**What you should do:**
The material below should be written out in full and exactly; pictures stay out of the copy.

**Provided data:**
____________________

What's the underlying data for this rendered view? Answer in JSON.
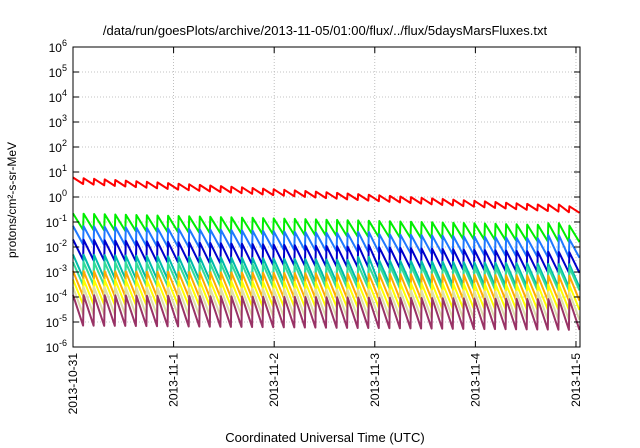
{
  "chart_data": {
    "type": "line",
    "title": "/data/run/goesPlots/archive/2013-11-05/01:00/flux/../flux/5daysMarsFluxes.txt",
    "xlabel": "Coordinated Universal Time (UTC)",
    "ylabel": "protons/cm²-s-sr-MeV",
    "y_scale": "log",
    "ylim": [
      "1e-6",
      "1e6"
    ],
    "xlim": [
      "2013-10-31",
      "2013-11-05 01:00"
    ],
    "grid": true,
    "legend": "none",
    "x_ticks": [
      "2013-10-31",
      "2013-11-1",
      "2013-11-2",
      "2013-11-3",
      "2013-11-4",
      "2013-11-5"
    ],
    "y_ticks": [
      {
        "base": "10",
        "exp": "-6"
      },
      {
        "base": "10",
        "exp": "-5"
      },
      {
        "base": "10",
        "exp": "-4"
      },
      {
        "base": "10",
        "exp": "-3"
      },
      {
        "base": "10",
        "exp": "-2"
      },
      {
        "base": "10",
        "exp": "-1"
      },
      {
        "base": "10",
        "exp": "0"
      },
      {
        "base": "10",
        "exp": "1"
      },
      {
        "base": "10",
        "exp": "2"
      },
      {
        "base": "10",
        "exp": "3"
      },
      {
        "base": "10",
        "exp": "4"
      },
      {
        "base": "10",
        "exp": "5"
      },
      {
        "base": "10",
        "exp": "6"
      }
    ],
    "series": [
      {
        "color": "#ff0000",
        "peak_start": 6.0,
        "peak_end": 0.4,
        "trough_ratio": 0.55,
        "events": [
          [
            3.25,
            0.7
          ],
          [
            4.75,
            0.5
          ]
        ]
      },
      {
        "color": "#00ee00",
        "peak_start": 0.22,
        "peak_end": 0.07,
        "trough_ratio": 0.22,
        "events": [
          [
            2.85,
            0.11
          ],
          [
            4.8,
            0.09
          ]
        ]
      },
      {
        "color": "#1f78ff",
        "peak_start": 0.07,
        "peak_end": 0.02,
        "trough_ratio": 0.18,
        "events": [
          [
            2.85,
            0.04
          ],
          [
            4.8,
            0.03
          ]
        ]
      },
      {
        "color": "#0000cc",
        "peak_start": 0.02,
        "peak_end": 0.006,
        "trough_ratio": 0.15,
        "events": [
          [
            2.85,
            0.012
          ]
        ]
      },
      {
        "color": "#00bbaa",
        "peak_start": 0.005,
        "peak_end": 0.002,
        "trough_ratio": 0.12,
        "events": [
          [
            2.85,
            0.004
          ]
        ]
      },
      {
        "color": "#33dd99",
        "peak_start": 0.0025,
        "peak_end": 0.0015,
        "trough_ratio": 0.12,
        "events": []
      },
      {
        "color": "#ffaa00",
        "peak_start": 0.0011,
        "peak_end": 0.0007,
        "trough_ratio": 0.1,
        "events": []
      },
      {
        "color": "#ffff00",
        "peak_start": 0.0005,
        "peak_end": 0.0003,
        "trough_ratio": 0.1,
        "events": []
      },
      {
        "color": "#ddddaa",
        "peak_start": 0.00025,
        "peak_end": 0.00015,
        "trough_ratio": 0.08,
        "events": []
      },
      {
        "color": "#993366",
        "peak_start": 0.00012,
        "peak_end": 8e-05,
        "trough_ratio": 0.06,
        "events": []
      }
    ],
    "cycles": 48,
    "days": 5.04
  }
}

____________________

**Exercise output:**
What's the underlying data for this rendered view? Answer in JSON.
{
  "chart_data": {
    "type": "line",
    "title": "/data/run/goesPlots/archive/2013-11-05/01:00/flux/../flux/5daysMarsFluxes.txt",
    "xlabel": "Coordinated Universal Time (UTC)",
    "ylabel": "protons/cm²-s-sr-MeV",
    "y_scale": "log",
    "ylim": [
      "1e-6",
      "1e6"
    ],
    "xlim": [
      "2013-10-31",
      "2013-11-05 01:00"
    ],
    "grid": true,
    "legend": "none",
    "x_ticks": [
      "2013-10-31",
      "2013-11-1",
      "2013-11-2",
      "2013-11-3",
      "2013-11-4",
      "2013-11-5"
    ],
    "y_ticks": [
      {
        "base": "10",
        "exp": "-6"
      },
      {
        "base": "10",
        "exp": "-5"
      },
      {
        "base": "10",
        "exp": "-4"
      },
      {
        "base": "10",
        "exp": "-3"
      },
      {
        "base": "10",
        "exp": "-2"
      },
      {
        "base": "10",
        "exp": "-1"
      },
      {
        "base": "10",
        "exp": "0"
      },
      {
        "base": "10",
        "exp": "1"
      },
      {
        "base": "10",
        "exp": "2"
      },
      {
        "base": "10",
        "exp": "3"
      },
      {
        "base": "10",
        "exp": "4"
      },
      {
        "base": "10",
        "exp": "5"
      },
      {
        "base": "10",
        "exp": "6"
      }
    ],
    "series": [
      {
        "color": "#ff0000",
        "peak_start": 6.0,
        "peak_end": 0.4,
        "trough_ratio": 0.55,
        "events": [
          [
            3.25,
            0.7
          ],
          [
            4.75,
            0.5
          ]
        ]
      },
      {
        "color": "#00ee00",
        "peak_start": 0.22,
        "peak_end": 0.07,
        "trough_ratio": 0.22,
        "events": [
          [
            2.85,
            0.11
          ],
          [
            4.8,
            0.09
          ]
        ]
      },
      {
        "color": "#1f78ff",
        "peak_start": 0.07,
        "peak_end": 0.02,
        "trough_ratio": 0.18,
        "events": [
          [
            2.85,
            0.04
          ],
          [
            4.8,
            0.03
          ]
        ]
      },
      {
        "color": "#0000cc",
        "peak_start": 0.02,
        "peak_end": 0.006,
        "trough_ratio": 0.15,
        "events": [
          [
            2.85,
            0.012
          ]
        ]
      },
      {
        "color": "#00bbaa",
        "peak_start": 0.005,
        "peak_end": 0.002,
        "trough_ratio": 0.12,
        "events": [
          [
            2.85,
            0.004
          ]
        ]
      },
      {
        "color": "#33dd99",
        "peak_start": 0.0025,
        "peak_end": 0.0015,
        "trough_ratio": 0.12,
        "events": []
      },
      {
        "color": "#ffaa00",
        "peak_start": 0.0011,
        "peak_end": 0.0007,
        "trough_ratio": 0.1,
        "events": []
      },
      {
        "color": "#ffff00",
        "peak_start": 0.0005,
        "peak_end": 0.0003,
        "trough_ratio": 0.1,
        "events": []
      },
      {
        "color": "#ddddaa",
        "peak_start": 0.00025,
        "peak_end": 0.00015,
        "trough_ratio": 0.08,
        "events": []
      },
      {
        "color": "#993366",
        "peak_start": 0.00012,
        "peak_end": 8e-05,
        "trough_ratio": 0.06,
        "events": []
      }
    ],
    "cycles": 48,
    "days": 5.04
  }
}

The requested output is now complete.